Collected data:
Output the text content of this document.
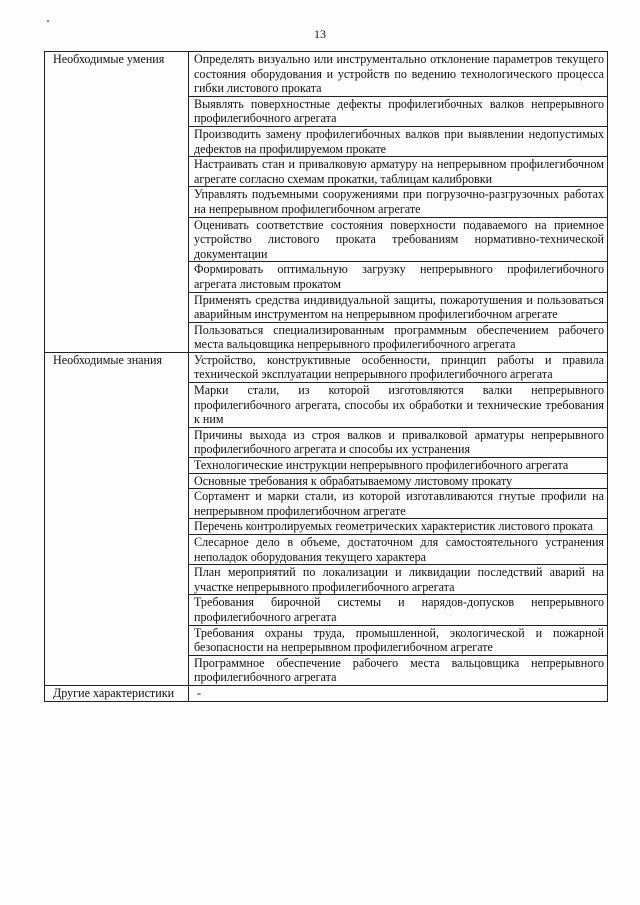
13
Необходимые умения	Определять визуально или инструментально отклонение параметров текущего состояния оборудования и устройств по ведению технологического процесса гибки листового проката
	Выявлять поверхностные дефекты профилегибочных валков непрерывного профилегибочного агрегата
	Производить замену профилегибочных валков при выявлении недопустимых дефектов на профилируемом прокате
	Настраивать стан и привалковую арматуру на непрерывном профилегибочном агрегате согласно схемам прокатки, таблицам калибровки
	Управлять подъемными сооружениями при погрузочно-разгрузочных работах на непрерывном профилегибочном агрегате
	Оценивать соответствие состояния поверхности подаваемого на приемное устройство листового проката требованиям нормативно-технической документации
	Формировать оптимальную загрузку непрерывного профилегибочного агрегата листовым прокатом
	Применять средства индивидуальной защиты, пожаротушения и пользоваться аварийным инструментом на непрерывном профилегибочном агрегате
	Пользоваться специализированным программным обеспечением рабочего места вальцовщика непрерывного профилегибочного агрегата
Необходимые знания	Устройство, конструктивные особенности, принцип работы и правила технической эксплуатации непрерывного профилегибочного агрегата
	Марки стали, из которой изготовляются валки непрерывного профилегибочного агрегата, способы их обработки и технические требования к ним
	Причины выхода из строя валков и привалковой арматуры непрерывного профилегибочного агрегата и способы их устранения
	Технологические инструкции непрерывного профилегибочного агрегата
	Основные требования к обрабатываемому листовому прокату
	Сортамент и марки стали, из которой изготавливаются гнутые профили на непрерывном профилегибочном агрегате
	Перечень контролируемых геометрических характеристик листового проката
	Слесарное дело в объеме, достаточном для самостоятельного устранения неполадок оборудования текущего характера
	План мероприятий по локализации и ликвидации последствий аварий на участке непрерывного профилегибочного агрегата
	Требования бирочной системы и нарядов-допусков непрерывного профилегибочного агрегата
	Требования охраны труда, промышленной, экологической и пожарной безопасности на непрерывном профилегибочном агрегате
	Программное обеспечение рабочего места вальцовщика непрерывного профилегибочного агрегата
Другие характеристики	-
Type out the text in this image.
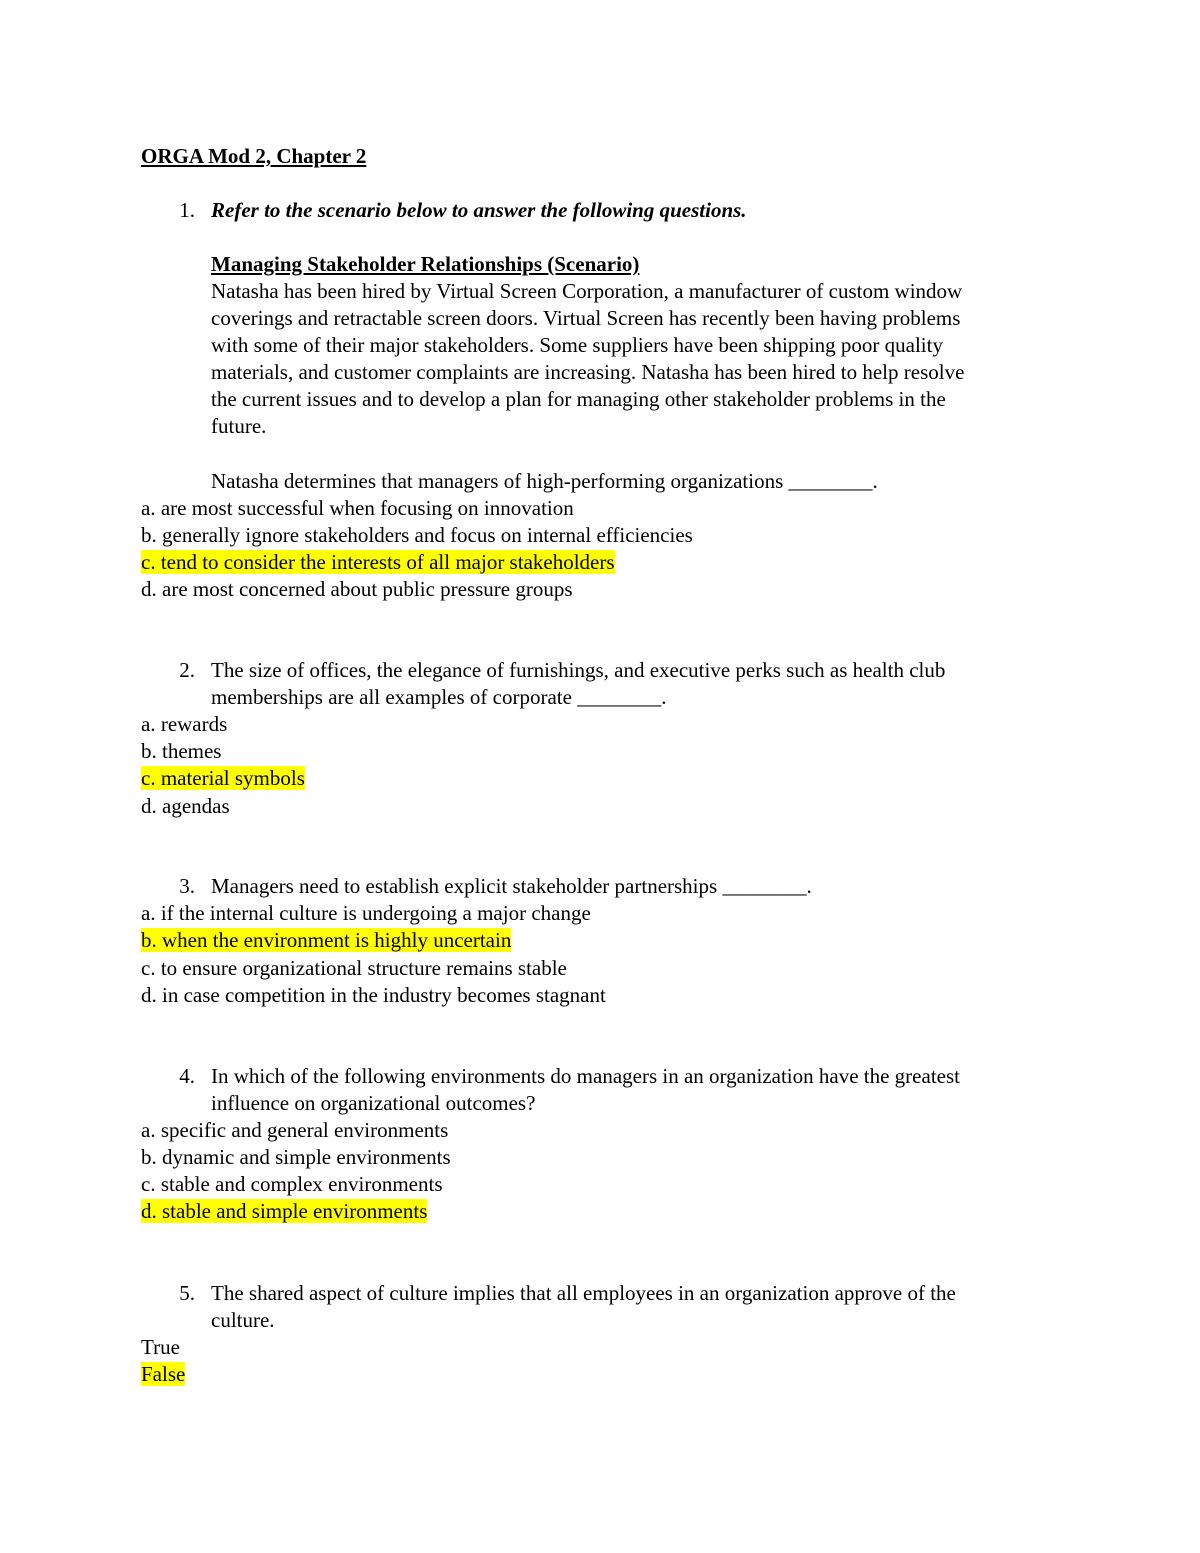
ORGA Mod 2, Chapter 2
1. Refer to the scenario below to answer the following questions.
Managing Stakeholder Relationships (Scenario)
Natasha has been hired by Virtual Screen Corporation, a manufacturer of custom window
coverings and retractable screen doors. Virtual Screen has recently been having problems
with some of their major stakeholders. Some suppliers have been shipping poor quality
materials, and customer complaints are increasing. Natasha has been hired to help resolve
the current issues and to develop a plan for managing other stakeholder problems in the
future.
Natasha determines that managers of high-performing organizations ________.
a. are most successful when focusing on innovation
b. generally ignore stakeholders and focus on internal efficiencies
c. tend to consider the interests of all major stakeholders
d. are most concerned about public pressure groups
2. The size of offices, the elegance of furnishings, and executive perks such as health club
memberships are all examples of corporate ________.
a. rewards
b. themes
c. material symbols
d. agendas
3. Managers need to establish explicit stakeholder partnerships ________.
a. if the internal culture is undergoing a major change
b. when the environment is highly uncertain
c. to ensure organizational structure remains stable
d. in case competition in the industry becomes stagnant
4. In which of the following environments do managers in an organization have the greatest
influence on organizational outcomes?
a. specific and general environments
b. dynamic and simple environments
c. stable and complex environments
d. stable and simple environments
5. The shared aspect of culture implies that all employees in an organization approve of the
culture.
True
False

#### THE TASK:
Report how many lines contain "оборудования". Give nothing but the number.

#### IN RESPONSE:
2